Working data.
****************

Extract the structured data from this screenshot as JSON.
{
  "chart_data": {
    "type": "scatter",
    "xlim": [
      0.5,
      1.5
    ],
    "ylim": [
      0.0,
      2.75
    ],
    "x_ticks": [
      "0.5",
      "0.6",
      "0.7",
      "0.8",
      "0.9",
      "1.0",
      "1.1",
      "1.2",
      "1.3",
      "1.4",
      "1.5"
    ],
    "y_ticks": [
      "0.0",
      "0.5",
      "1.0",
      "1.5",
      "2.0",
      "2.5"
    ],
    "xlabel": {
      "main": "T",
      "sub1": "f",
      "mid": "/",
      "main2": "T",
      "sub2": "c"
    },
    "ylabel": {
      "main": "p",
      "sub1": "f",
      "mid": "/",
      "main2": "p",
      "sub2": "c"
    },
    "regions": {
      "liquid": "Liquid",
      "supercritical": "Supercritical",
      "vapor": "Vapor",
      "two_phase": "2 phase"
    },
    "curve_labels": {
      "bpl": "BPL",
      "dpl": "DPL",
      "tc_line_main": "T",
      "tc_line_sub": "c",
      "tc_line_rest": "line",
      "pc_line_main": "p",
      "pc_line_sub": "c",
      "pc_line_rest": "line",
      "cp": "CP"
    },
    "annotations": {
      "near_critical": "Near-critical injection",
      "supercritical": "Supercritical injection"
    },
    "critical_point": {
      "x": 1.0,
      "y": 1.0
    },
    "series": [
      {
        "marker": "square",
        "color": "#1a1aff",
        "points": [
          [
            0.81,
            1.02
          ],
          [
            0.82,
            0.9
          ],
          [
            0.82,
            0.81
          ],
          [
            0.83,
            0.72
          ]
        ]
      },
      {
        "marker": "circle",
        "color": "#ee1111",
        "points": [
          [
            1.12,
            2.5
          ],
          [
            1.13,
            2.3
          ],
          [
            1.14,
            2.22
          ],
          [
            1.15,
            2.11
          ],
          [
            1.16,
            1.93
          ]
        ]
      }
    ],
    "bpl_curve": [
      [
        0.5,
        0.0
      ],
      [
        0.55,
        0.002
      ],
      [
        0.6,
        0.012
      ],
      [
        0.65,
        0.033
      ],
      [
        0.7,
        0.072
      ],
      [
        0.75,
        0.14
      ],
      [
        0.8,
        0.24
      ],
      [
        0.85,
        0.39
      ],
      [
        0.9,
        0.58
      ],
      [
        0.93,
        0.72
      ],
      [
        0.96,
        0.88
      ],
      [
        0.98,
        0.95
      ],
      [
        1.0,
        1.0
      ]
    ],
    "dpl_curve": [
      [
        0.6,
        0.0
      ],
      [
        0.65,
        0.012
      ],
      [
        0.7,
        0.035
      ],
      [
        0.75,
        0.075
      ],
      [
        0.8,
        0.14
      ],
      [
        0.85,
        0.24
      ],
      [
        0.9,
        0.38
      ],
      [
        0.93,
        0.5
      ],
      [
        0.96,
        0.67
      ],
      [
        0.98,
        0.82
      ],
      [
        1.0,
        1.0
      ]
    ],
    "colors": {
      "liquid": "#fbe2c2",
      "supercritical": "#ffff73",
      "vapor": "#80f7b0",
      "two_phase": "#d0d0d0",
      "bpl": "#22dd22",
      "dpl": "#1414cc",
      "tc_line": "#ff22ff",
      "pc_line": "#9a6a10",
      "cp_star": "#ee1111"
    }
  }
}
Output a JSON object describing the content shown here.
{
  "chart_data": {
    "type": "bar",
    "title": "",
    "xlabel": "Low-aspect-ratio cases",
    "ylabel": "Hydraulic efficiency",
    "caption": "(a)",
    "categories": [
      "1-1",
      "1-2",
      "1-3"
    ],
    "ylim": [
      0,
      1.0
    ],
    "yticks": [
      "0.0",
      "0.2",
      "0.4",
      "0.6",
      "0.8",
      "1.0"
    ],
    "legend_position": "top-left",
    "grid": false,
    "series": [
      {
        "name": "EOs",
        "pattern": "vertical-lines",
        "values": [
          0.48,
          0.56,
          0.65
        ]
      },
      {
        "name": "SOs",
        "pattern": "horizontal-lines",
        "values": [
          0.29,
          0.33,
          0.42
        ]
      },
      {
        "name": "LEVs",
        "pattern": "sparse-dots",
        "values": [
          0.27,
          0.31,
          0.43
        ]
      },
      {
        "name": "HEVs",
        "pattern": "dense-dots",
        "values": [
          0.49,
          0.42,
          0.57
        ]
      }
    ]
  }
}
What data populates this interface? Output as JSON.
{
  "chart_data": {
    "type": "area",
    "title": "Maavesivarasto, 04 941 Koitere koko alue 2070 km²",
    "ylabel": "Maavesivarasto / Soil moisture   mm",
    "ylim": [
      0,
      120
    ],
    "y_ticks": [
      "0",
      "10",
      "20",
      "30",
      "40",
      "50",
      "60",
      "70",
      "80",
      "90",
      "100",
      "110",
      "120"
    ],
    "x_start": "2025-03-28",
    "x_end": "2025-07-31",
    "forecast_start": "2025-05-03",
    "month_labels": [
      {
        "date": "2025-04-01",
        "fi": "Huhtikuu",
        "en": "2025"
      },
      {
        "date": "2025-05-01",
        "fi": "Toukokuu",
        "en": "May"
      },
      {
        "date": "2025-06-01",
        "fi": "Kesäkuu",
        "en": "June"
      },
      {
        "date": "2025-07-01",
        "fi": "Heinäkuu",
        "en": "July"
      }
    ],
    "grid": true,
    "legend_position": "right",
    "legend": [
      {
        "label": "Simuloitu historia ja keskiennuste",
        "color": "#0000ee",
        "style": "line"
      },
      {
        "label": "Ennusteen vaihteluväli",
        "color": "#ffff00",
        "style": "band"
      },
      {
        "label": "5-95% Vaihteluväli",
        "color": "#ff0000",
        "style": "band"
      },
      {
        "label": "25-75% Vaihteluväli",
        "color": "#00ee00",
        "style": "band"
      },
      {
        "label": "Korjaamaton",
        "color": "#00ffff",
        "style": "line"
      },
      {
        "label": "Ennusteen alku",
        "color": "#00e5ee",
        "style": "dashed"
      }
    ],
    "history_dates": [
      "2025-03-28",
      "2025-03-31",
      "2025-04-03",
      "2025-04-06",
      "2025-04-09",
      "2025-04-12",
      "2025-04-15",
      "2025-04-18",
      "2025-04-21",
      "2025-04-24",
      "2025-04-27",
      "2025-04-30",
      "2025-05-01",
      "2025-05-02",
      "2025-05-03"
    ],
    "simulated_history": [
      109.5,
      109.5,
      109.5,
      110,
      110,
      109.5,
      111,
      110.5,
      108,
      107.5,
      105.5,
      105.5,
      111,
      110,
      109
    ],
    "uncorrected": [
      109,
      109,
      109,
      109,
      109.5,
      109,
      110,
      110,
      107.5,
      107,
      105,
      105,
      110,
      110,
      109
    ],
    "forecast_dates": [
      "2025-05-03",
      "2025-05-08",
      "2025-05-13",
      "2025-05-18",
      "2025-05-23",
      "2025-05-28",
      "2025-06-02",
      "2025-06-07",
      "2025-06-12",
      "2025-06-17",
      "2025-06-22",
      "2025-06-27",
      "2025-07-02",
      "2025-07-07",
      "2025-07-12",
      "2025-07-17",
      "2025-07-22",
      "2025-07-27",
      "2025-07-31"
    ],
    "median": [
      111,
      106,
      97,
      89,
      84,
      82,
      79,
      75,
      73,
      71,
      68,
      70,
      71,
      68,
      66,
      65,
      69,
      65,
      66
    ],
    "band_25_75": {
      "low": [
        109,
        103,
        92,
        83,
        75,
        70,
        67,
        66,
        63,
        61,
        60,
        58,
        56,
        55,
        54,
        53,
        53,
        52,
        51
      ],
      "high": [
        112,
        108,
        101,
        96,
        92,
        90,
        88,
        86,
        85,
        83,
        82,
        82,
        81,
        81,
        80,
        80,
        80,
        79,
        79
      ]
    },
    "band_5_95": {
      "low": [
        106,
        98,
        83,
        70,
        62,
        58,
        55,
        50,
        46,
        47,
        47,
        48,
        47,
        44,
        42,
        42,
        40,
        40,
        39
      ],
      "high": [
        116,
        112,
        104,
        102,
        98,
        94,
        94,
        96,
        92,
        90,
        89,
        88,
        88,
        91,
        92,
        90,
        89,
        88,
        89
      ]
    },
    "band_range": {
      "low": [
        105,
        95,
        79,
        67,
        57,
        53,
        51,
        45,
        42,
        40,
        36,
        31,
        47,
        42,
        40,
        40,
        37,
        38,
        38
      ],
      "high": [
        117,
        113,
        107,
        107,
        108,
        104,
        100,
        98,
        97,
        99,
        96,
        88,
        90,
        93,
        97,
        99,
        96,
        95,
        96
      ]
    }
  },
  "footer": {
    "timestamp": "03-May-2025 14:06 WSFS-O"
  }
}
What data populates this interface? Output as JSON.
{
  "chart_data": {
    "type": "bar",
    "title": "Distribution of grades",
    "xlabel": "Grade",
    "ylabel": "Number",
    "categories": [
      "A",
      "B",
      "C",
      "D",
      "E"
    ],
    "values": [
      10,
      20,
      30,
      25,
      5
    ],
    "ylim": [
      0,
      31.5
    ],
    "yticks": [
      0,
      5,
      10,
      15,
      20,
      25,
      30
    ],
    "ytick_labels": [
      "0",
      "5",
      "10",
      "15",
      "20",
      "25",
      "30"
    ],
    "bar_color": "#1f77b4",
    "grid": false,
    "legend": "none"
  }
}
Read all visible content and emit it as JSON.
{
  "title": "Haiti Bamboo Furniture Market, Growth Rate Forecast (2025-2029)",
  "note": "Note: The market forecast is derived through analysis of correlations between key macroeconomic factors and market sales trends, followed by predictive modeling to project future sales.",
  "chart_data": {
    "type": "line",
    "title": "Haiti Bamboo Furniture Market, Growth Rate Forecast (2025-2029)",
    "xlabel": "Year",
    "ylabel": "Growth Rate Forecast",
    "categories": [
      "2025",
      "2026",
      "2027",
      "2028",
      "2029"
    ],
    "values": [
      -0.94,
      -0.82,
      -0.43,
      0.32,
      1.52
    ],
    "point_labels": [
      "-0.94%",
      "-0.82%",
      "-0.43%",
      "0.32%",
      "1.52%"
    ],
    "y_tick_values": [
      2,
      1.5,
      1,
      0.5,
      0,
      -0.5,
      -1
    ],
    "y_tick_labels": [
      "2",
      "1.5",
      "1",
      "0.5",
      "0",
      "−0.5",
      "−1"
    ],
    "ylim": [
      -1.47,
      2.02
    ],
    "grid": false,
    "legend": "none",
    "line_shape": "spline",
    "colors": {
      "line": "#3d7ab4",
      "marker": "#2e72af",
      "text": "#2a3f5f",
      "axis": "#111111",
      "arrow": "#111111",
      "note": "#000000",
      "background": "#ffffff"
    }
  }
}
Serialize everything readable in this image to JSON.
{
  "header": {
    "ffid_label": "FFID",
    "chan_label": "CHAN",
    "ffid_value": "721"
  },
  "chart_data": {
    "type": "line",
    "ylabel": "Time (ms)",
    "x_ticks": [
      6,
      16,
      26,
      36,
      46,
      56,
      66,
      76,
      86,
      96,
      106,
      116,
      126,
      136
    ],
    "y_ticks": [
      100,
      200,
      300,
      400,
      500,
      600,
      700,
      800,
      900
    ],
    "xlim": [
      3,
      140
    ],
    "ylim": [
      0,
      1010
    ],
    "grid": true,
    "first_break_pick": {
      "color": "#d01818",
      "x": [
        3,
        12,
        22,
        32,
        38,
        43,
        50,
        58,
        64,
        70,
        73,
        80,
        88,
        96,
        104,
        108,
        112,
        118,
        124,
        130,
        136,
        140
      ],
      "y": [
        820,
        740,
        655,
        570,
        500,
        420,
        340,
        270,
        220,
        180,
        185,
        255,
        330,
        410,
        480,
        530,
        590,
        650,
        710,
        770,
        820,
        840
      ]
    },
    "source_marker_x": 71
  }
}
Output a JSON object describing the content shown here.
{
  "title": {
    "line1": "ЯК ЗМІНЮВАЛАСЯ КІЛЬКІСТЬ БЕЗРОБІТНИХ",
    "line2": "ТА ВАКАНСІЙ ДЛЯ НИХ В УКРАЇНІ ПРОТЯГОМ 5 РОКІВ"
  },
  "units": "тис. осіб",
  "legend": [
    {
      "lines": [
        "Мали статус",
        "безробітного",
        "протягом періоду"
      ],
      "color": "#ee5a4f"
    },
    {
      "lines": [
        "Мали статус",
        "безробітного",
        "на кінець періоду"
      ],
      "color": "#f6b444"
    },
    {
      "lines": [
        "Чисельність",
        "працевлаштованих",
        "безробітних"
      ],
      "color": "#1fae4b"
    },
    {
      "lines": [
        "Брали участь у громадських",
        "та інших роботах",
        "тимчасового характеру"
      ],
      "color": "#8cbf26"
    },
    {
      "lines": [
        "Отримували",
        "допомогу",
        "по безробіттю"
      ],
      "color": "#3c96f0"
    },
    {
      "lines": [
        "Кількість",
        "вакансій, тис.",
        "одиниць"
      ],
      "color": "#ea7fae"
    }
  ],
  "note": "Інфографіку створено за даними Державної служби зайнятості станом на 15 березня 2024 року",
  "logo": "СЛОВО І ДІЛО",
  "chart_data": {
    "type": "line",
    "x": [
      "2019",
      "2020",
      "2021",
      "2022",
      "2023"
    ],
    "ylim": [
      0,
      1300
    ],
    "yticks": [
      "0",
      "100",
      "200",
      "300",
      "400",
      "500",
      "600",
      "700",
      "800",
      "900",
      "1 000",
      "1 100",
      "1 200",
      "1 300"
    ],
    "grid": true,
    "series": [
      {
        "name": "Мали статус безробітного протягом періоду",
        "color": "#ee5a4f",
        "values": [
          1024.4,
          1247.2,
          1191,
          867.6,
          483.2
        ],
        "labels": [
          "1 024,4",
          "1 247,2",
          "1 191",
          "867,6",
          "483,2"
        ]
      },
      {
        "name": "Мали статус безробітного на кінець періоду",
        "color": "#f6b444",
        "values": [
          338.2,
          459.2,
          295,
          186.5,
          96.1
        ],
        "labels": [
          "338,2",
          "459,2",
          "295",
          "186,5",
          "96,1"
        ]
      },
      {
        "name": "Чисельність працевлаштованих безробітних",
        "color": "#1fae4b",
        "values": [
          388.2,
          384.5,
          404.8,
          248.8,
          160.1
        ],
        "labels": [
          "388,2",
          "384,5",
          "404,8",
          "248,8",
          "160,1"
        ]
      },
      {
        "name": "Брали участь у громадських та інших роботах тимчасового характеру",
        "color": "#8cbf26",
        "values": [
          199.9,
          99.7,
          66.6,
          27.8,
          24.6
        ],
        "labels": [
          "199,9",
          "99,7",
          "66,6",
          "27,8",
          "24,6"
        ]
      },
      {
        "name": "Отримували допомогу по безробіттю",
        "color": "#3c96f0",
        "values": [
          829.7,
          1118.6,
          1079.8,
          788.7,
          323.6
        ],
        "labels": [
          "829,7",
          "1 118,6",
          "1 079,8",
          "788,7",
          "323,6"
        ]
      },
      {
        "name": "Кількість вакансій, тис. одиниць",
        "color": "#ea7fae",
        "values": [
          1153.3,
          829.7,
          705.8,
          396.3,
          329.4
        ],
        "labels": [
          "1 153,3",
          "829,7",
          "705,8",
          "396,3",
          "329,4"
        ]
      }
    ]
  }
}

****************

Instructions to follow. Copy all lines from the data that hold the word "кінець".

Response.
        "на кінець періоду"
        "name": "Мали статус безробітного на кінець періоду",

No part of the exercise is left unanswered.